→ Dataset content
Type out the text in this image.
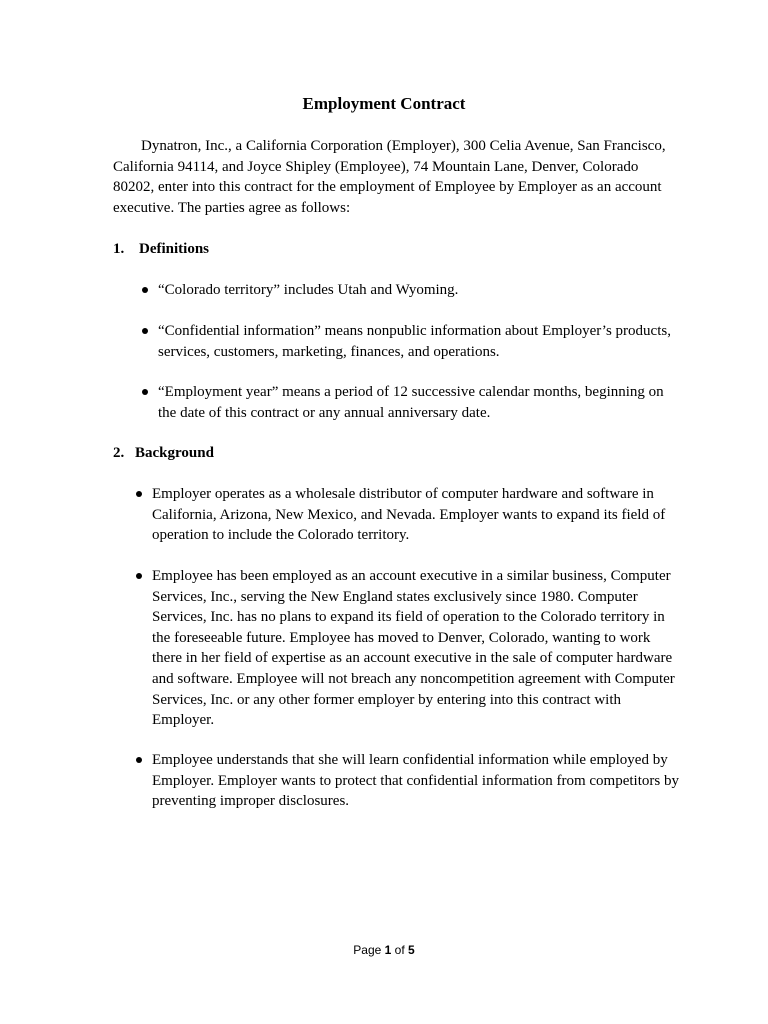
Employment Contract

Dynatron, Inc., a California Corporation (Employer), 300 Celia Avenue, San Francisco, California 94114, and Joyce Shipley (Employee), 74 Mountain Lane, Denver, Colorado 80202, enter into this contract for the employment of Employee by Employer as an account executive. The parties agree as follows:

1. Definitions
“Colorado territory” includes Utah and Wyoming.
“Confidential information” means nonpublic information about Employer’s products, services, customers, marketing, finances, and operations.
“Employment year” means a period of 12 successive calendar months, beginning on the date of this contract or any annual anniversary date.
2. Background
Employer operates as a wholesale distributor of computer hardware and software in California, Arizona, New Mexico, and Nevada. Employer wants to expand its field of operation to include the Colorado territory.
Employee has been employed as an account executive in a similar business, Computer Services, Inc., serving the New England states exclusively since 1980. Computer Services, Inc. has no plans to expand its field of operation to the Colorado territory in the foreseeable future. Employee has moved to Denver, Colorado, wanting to work there in her field of expertise as an account executive in the sale of computer hardware and software. Employee will not breach any noncompetition agreement with Computer Services, Inc. or any other former employer by entering into this contract with Employer.
Employee understands that she will learn confidential information while employed by Employer. Employer wants to protect that confidential information from competitors by preventing improper disclosures.
Page 1 of 5
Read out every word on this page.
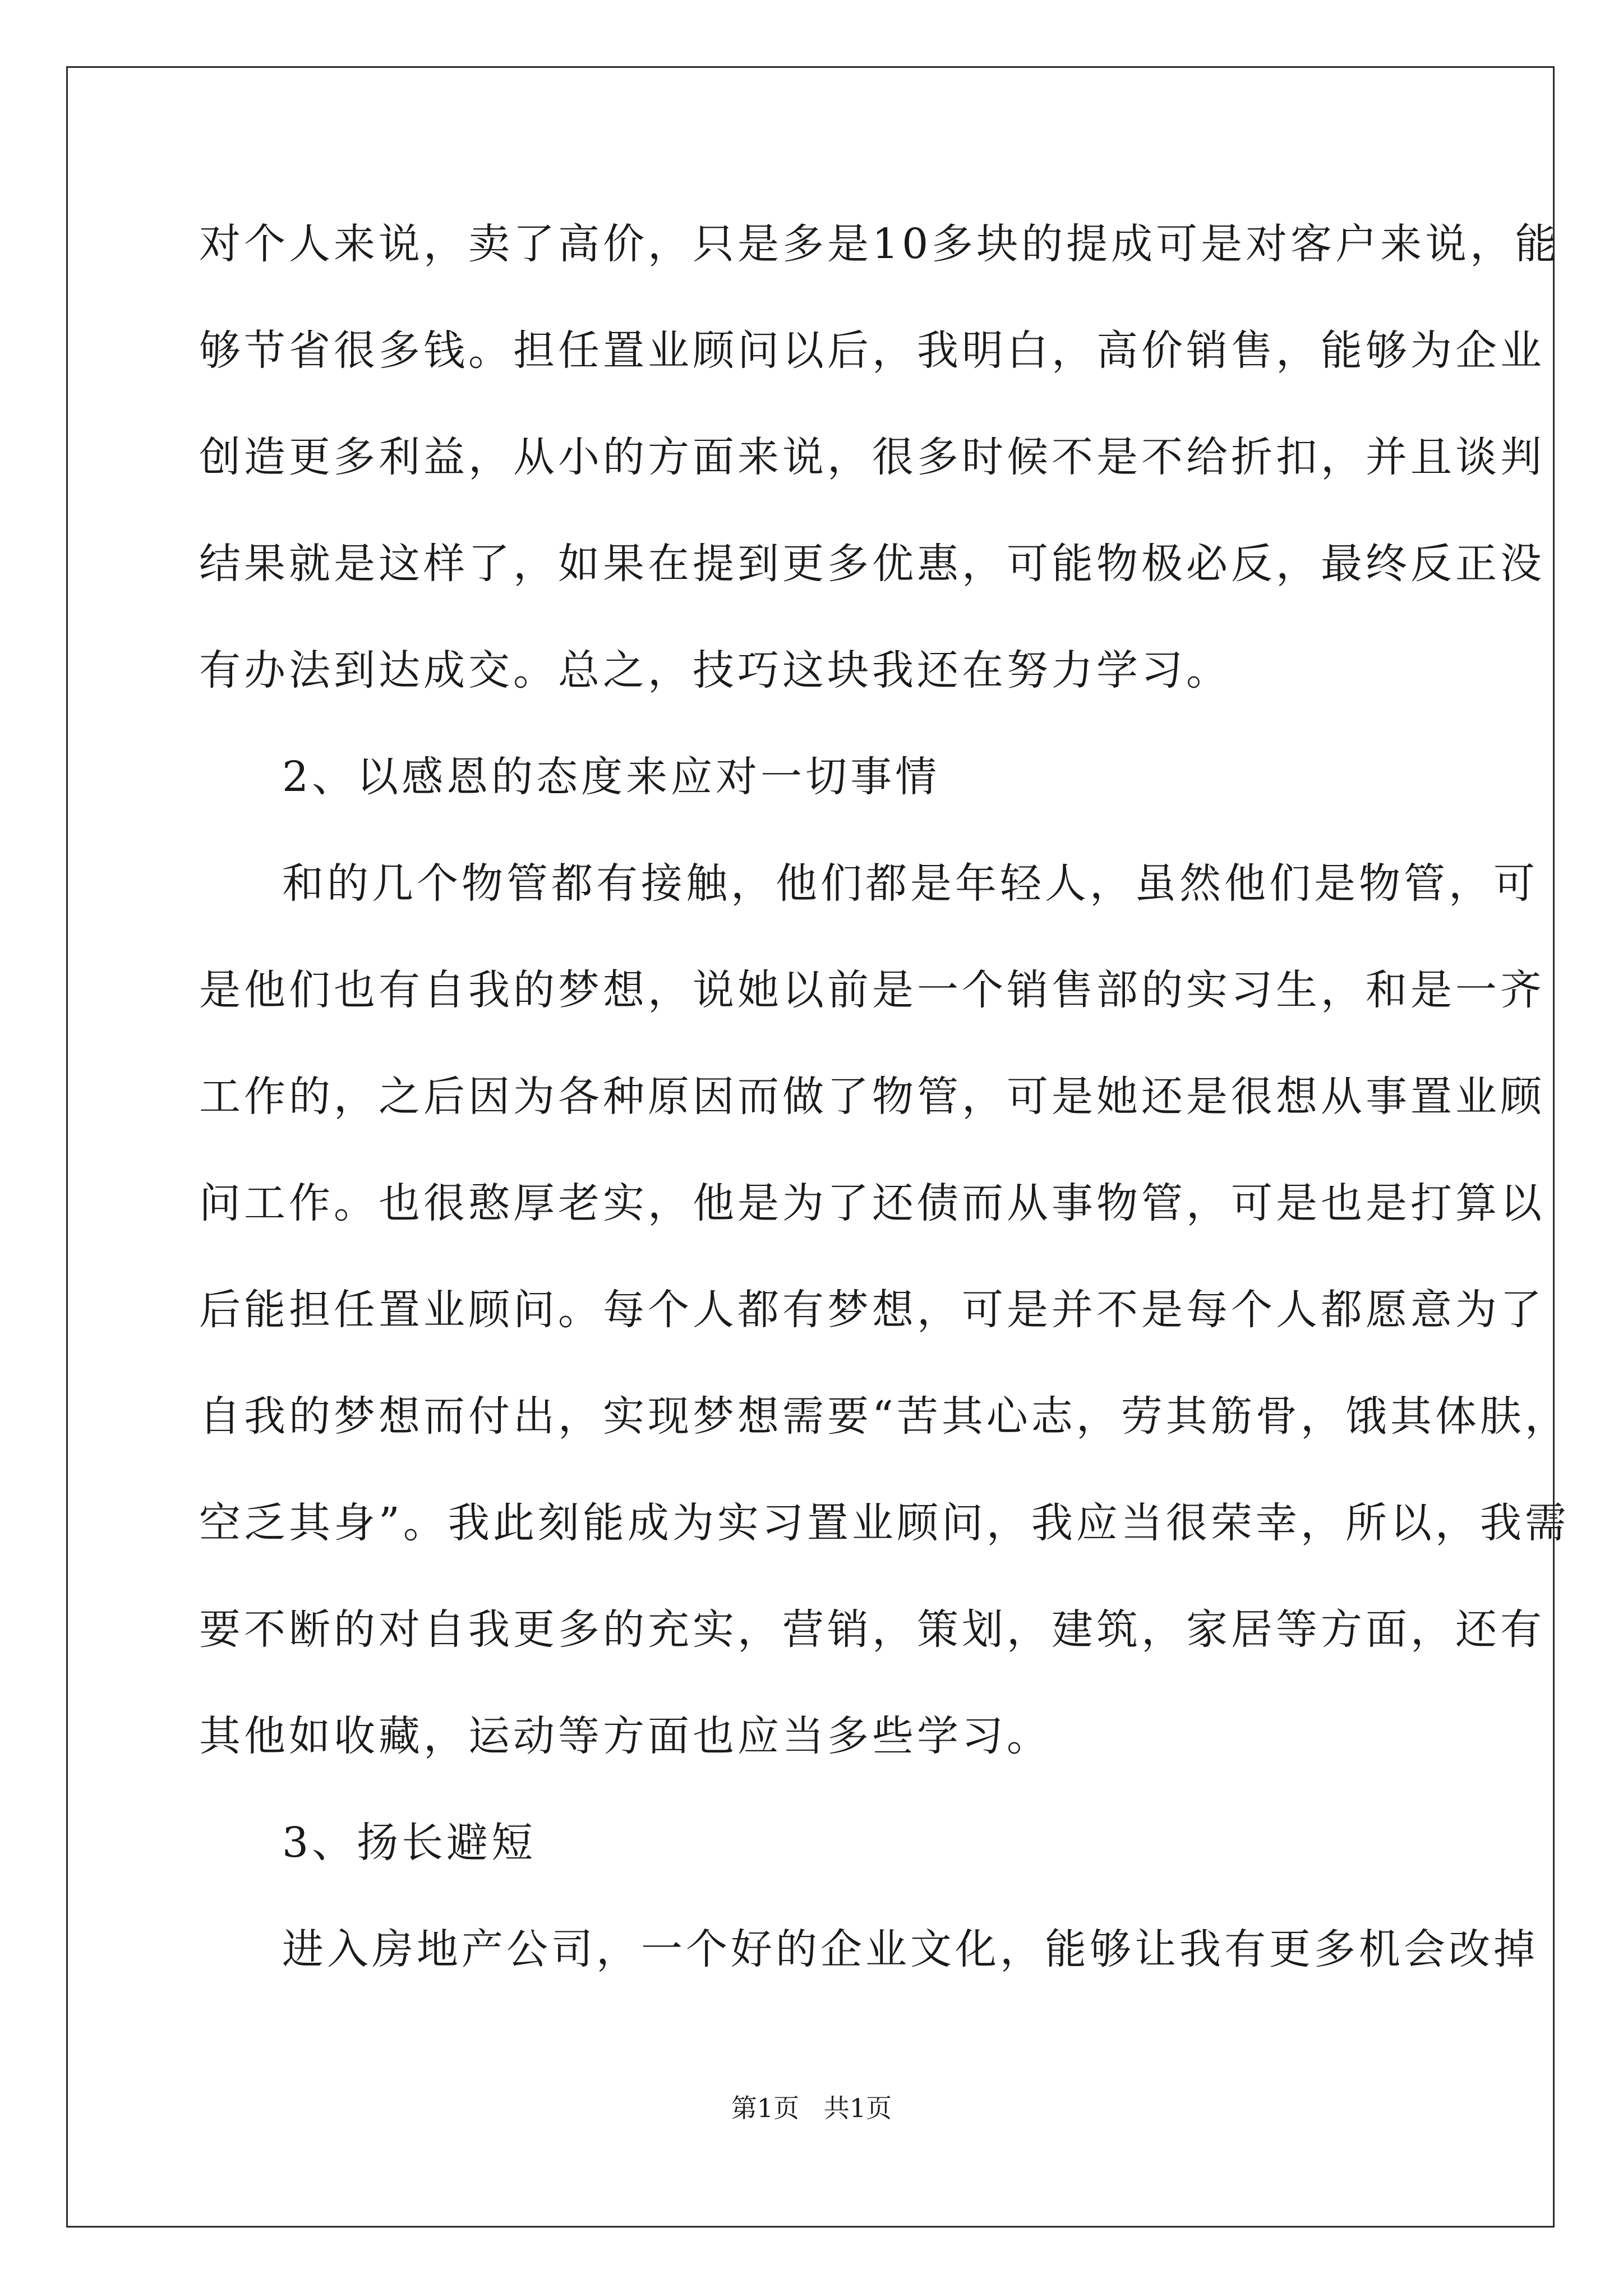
对个人来说，卖了高价，只是多是10多块的提成可是对客户来说，能
够节省很多钱。担任置业顾问以后，我明白，高价销售，能够为企业
创造更多利益，从小的方面来说，很多时候不是不给折扣，并且谈判
结果就是这样了，如果在提到更多优惠，可能物极必反，最终反正没
有办法到达成交。总之，技巧这块我还在努力学习。
2、以感恩的态度来应对一切事情
和的几个物管都有接触，他们都是年轻人，虽然他们是物管，可
是他们也有自我的梦想，说她以前是一个销售部的实习生，和是一齐
工作的，之后因为各种原因而做了物管，可是她还是很想从事置业顾
问工作。也很憨厚老实，他是为了还债而从事物管，可是也是打算以
后能担任置业顾问。每个人都有梦想，可是并不是每个人都愿意为了
自我的梦想而付出，实现梦想需要“苦其心志，劳其筋骨，饿其体肤，
空乏其身”。我此刻能成为实习置业顾问，我应当很荣幸，所以，我需
要不断的对自我更多的充实，营销，策划，建筑，家居等方面，还有
其他如收藏，运动等方面也应当多些学习。
3、扬长避短
进入房地产公司，一个好的企业文化，能够让我有更多机会改掉
第1页   共1页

→ Stated goal
In the data above, find the line with "Read out every word on this page." and repeat it and every line after it through the end, exactly; leave the pictures out.

→ Exercise response
Read out every word on this page.
对个人来说，卖了高价，只是多是10多块的提成可是对客户来说，能
够节省很多钱。担任置业顾问以后，我明白，高价销售，能够为企业
创造更多利益，从小的方面来说，很多时候不是不给折扣，并且谈判
结果就是这样了，如果在提到更多优惠，可能物极必反，最终反正没
有办法到达成交。总之，技巧这块我还在努力学习。
2、以感恩的态度来应对一切事情
和的几个物管都有接触，他们都是年轻人，虽然他们是物管，可
是他们也有自我的梦想，说她以前是一个销售部的实习生，和是一齐
工作的，之后因为各种原因而做了物管，可是她还是很想从事置业顾
问工作。也很憨厚老实，他是为了还债而从事物管，可是也是打算以
后能担任置业顾问。每个人都有梦想，可是并不是每个人都愿意为了
自我的梦想而付出，实现梦想需要“苦其心志，劳其筋骨，饿其体肤，
空乏其身”。我此刻能成为实习置业顾问，我应当很荣幸，所以，我需
要不断的对自我更多的充实，营销，策划，建筑，家居等方面，还有
其他如收藏，运动等方面也应当多些学习。
3、扬长避短
进入房地产公司，一个好的企业文化，能够让我有更多机会改掉
第1页   共1页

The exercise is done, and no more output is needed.